▶ Problem to solve
From the listing below, extract every line in which the word "color" appears.

--- Start Record excerpts ---

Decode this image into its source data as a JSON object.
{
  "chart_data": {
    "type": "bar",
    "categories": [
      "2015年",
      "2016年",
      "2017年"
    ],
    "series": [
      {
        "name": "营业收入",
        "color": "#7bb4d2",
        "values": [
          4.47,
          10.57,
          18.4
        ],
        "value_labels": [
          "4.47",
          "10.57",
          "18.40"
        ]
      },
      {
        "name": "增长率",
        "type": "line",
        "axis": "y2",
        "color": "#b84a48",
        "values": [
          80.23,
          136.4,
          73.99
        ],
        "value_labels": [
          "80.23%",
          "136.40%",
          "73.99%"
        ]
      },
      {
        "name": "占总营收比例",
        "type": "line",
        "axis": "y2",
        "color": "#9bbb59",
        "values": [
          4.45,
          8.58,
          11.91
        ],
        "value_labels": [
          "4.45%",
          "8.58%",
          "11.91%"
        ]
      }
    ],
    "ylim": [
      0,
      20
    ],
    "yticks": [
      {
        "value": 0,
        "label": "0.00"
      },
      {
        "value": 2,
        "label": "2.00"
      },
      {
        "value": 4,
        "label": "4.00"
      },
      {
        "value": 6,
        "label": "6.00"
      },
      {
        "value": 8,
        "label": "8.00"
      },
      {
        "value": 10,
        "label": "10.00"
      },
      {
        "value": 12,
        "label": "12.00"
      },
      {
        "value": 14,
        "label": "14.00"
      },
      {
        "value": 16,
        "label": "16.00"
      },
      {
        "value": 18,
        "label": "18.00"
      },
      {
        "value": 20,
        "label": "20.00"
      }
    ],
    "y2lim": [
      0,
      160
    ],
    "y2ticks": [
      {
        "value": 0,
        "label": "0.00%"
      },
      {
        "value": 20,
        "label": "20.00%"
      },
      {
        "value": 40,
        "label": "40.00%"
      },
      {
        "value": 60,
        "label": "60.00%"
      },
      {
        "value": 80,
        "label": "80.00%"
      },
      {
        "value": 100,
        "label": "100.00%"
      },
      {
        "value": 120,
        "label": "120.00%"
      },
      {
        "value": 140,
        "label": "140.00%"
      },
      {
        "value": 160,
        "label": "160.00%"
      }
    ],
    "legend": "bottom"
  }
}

--- End Record excerpts ---

▶ Full answer
        "color": "#7bb4d2",
        "color": "#b84a48",
        "color": "#9bbb59",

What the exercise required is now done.